[START OF RECORDED INFORMATION]
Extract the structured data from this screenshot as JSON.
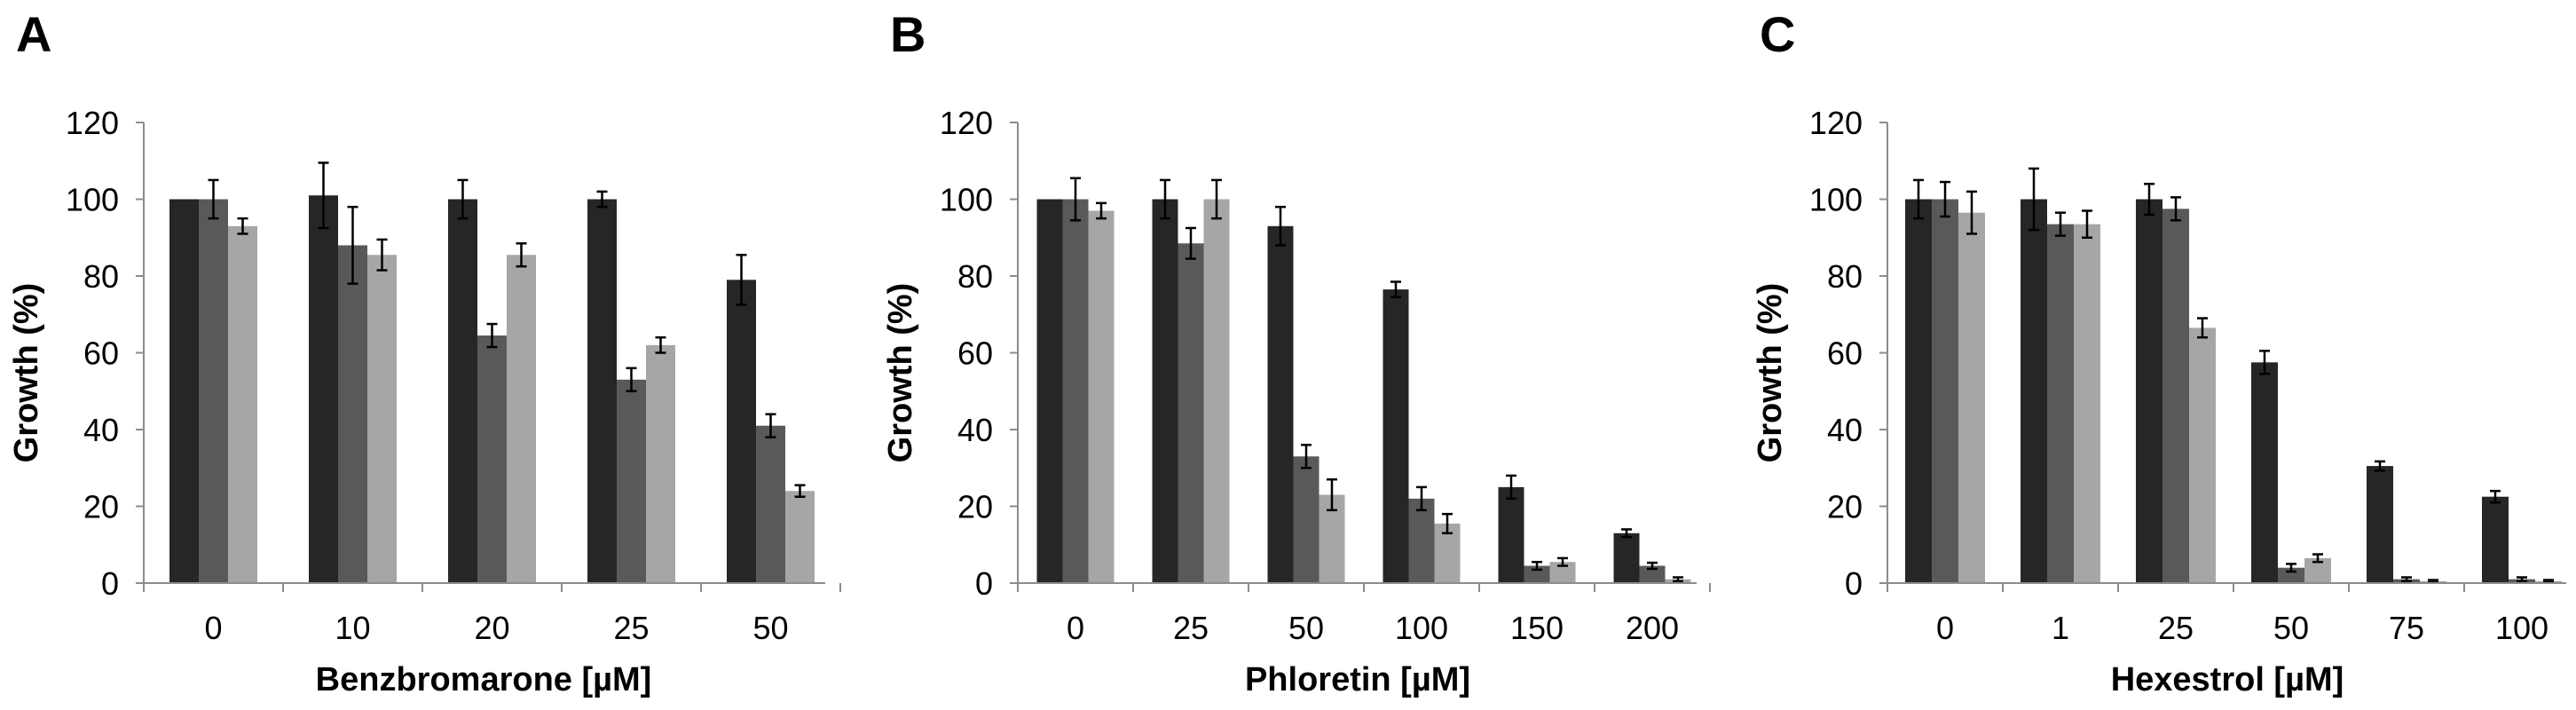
{
  "colors": {
    "series_1": "#262626",
    "series_2": "#595959",
    "series_3": "#a6a6a6",
    "axis": "#8c8c8c",
    "error_bar": "#000000"
  },
  "chart_data": [
    {
      "type": "bar",
      "panel": "A",
      "xlabel": "Benzbromarone [µM]",
      "ylabel": "Growth (%)",
      "ylim": [
        0,
        120
      ],
      "yticks": [
        "0",
        "20",
        "40",
        "60",
        "80",
        "100",
        "120"
      ],
      "grid": false,
      "categories": [
        "0",
        "10",
        "20",
        "25",
        "50"
      ],
      "series": [
        {
          "values": [
            100,
            101,
            100,
            100,
            79
          ],
          "errors": [
            0,
            8.5,
            5,
            2,
            6.5
          ]
        },
        {
          "values": [
            100,
            88,
            64.5,
            53,
            41
          ],
          "errors": [
            5,
            10,
            3,
            3,
            3
          ]
        },
        {
          "values": [
            93,
            85.5,
            85.5,
            62,
            24
          ],
          "errors": [
            2,
            4,
            3,
            2,
            1.5
          ]
        }
      ]
    },
    {
      "type": "bar",
      "panel": "B",
      "xlabel": "Phloretin [µM]",
      "ylabel": "Growth (%)",
      "ylim": [
        0,
        120
      ],
      "yticks": [
        "0",
        "20",
        "40",
        "60",
        "80",
        "100",
        "120"
      ],
      "grid": false,
      "categories": [
        "0",
        "25",
        "50",
        "100",
        "150",
        "200"
      ],
      "series": [
        {
          "values": [
            100,
            100,
            93,
            76.5,
            25,
            13
          ],
          "errors": [
            0,
            5,
            5,
            2,
            3,
            1
          ]
        },
        {
          "values": [
            100,
            88.5,
            33,
            22,
            4.5,
            4.5
          ],
          "errors": [
            5.5,
            4,
            3,
            3,
            1,
            0.8
          ]
        },
        {
          "values": [
            97,
            100,
            23,
            15.5,
            5.5,
            1
          ],
          "errors": [
            2,
            5,
            4,
            2.5,
            1,
            0.5
          ]
        }
      ]
    },
    {
      "type": "bar",
      "panel": "C",
      "xlabel": "Hexestrol [µM]",
      "ylabel": "Growth (%)",
      "ylim": [
        0,
        120
      ],
      "yticks": [
        "0",
        "20",
        "40",
        "60",
        "80",
        "100",
        "120"
      ],
      "grid": false,
      "categories": [
        "0",
        "1",
        "25",
        "50",
        "75",
        "100"
      ],
      "series": [
        {
          "values": [
            100,
            100,
            100,
            57.5,
            30.5,
            22.5
          ],
          "errors": [
            5,
            8,
            4,
            3,
            1.2,
            1.5
          ]
        },
        {
          "values": [
            100,
            93.5,
            97.5,
            4,
            1,
            1
          ],
          "errors": [
            4.5,
            3,
            3,
            1,
            0.5,
            0.5
          ]
        },
        {
          "values": [
            96.5,
            93.5,
            66.5,
            6.5,
            0.5,
            0.5
          ],
          "errors": [
            5.5,
            3.5,
            2.5,
            1,
            0.3,
            0.3
          ]
        }
      ]
    }
  ]
}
[END OF RECORDED INFORMATION]
THE TASK - Print all of the entries word for word. Omit the pictures they contain.

SOLVED PROBLEM -
Extract the structured data from this screenshot as JSON.
{
  "colors": {
    "series_1": "#262626",
    "series_2": "#595959",
    "series_3": "#a6a6a6",
    "axis": "#8c8c8c",
    "error_bar": "#000000"
  },
  "chart_data": [
    {
      "type": "bar",
      "panel": "A",
      "xlabel": "Benzbromarone [µM]",
      "ylabel": "Growth (%)",
      "ylim": [
        0,
        120
      ],
      "yticks": [
        "0",
        "20",
        "40",
        "60",
        "80",
        "100",
        "120"
      ],
      "grid": false,
      "categories": [
        "0",
        "10",
        "20",
        "25",
        "50"
      ],
      "series": [
        {
          "values": [
            100,
            101,
            100,
            100,
            79
          ],
          "errors": [
            0,
            8.5,
            5,
            2,
            6.5
          ]
        },
        {
          "values": [
            100,
            88,
            64.5,
            53,
            41
          ],
          "errors": [
            5,
            10,
            3,
            3,
            3
          ]
        },
        {
          "values": [
            93,
            85.5,
            85.5,
            62,
            24
          ],
          "errors": [
            2,
            4,
            3,
            2,
            1.5
          ]
        }
      ]
    },
    {
      "type": "bar",
      "panel": "B",
      "xlabel": "Phloretin [µM]",
      "ylabel": "Growth (%)",
      "ylim": [
        0,
        120
      ],
      "yticks": [
        "0",
        "20",
        "40",
        "60",
        "80",
        "100",
        "120"
      ],
      "grid": false,
      "categories": [
        "0",
        "25",
        "50",
        "100",
        "150",
        "200"
      ],
      "series": [
        {
          "values": [
            100,
            100,
            93,
            76.5,
            25,
            13
          ],
          "errors": [
            0,
            5,
            5,
            2,
            3,
            1
          ]
        },
        {
          "values": [
            100,
            88.5,
            33,
            22,
            4.5,
            4.5
          ],
          "errors": [
            5.5,
            4,
            3,
            3,
            1,
            0.8
          ]
        },
        {
          "values": [
            97,
            100,
            23,
            15.5,
            5.5,
            1
          ],
          "errors": [
            2,
            5,
            4,
            2.5,
            1,
            0.5
          ]
        }
      ]
    },
    {
      "type": "bar",
      "panel": "C",
      "xlabel": "Hexestrol [µM]",
      "ylabel": "Growth (%)",
      "ylim": [
        0,
        120
      ],
      "yticks": [
        "0",
        "20",
        "40",
        "60",
        "80",
        "100",
        "120"
      ],
      "grid": false,
      "categories": [
        "0",
        "1",
        "25",
        "50",
        "75",
        "100"
      ],
      "series": [
        {
          "values": [
            100,
            100,
            100,
            57.5,
            30.5,
            22.5
          ],
          "errors": [
            5,
            8,
            4,
            3,
            1.2,
            1.5
          ]
        },
        {
          "values": [
            100,
            93.5,
            97.5,
            4,
            1,
            1
          ],
          "errors": [
            4.5,
            3,
            3,
            1,
            0.5,
            0.5
          ]
        },
        {
          "values": [
            96.5,
            93.5,
            66.5,
            6.5,
            0.5,
            0.5
          ],
          "errors": [
            5.5,
            3.5,
            2.5,
            1,
            0.3,
            0.3
          ]
        }
      ]
    }
  ]
}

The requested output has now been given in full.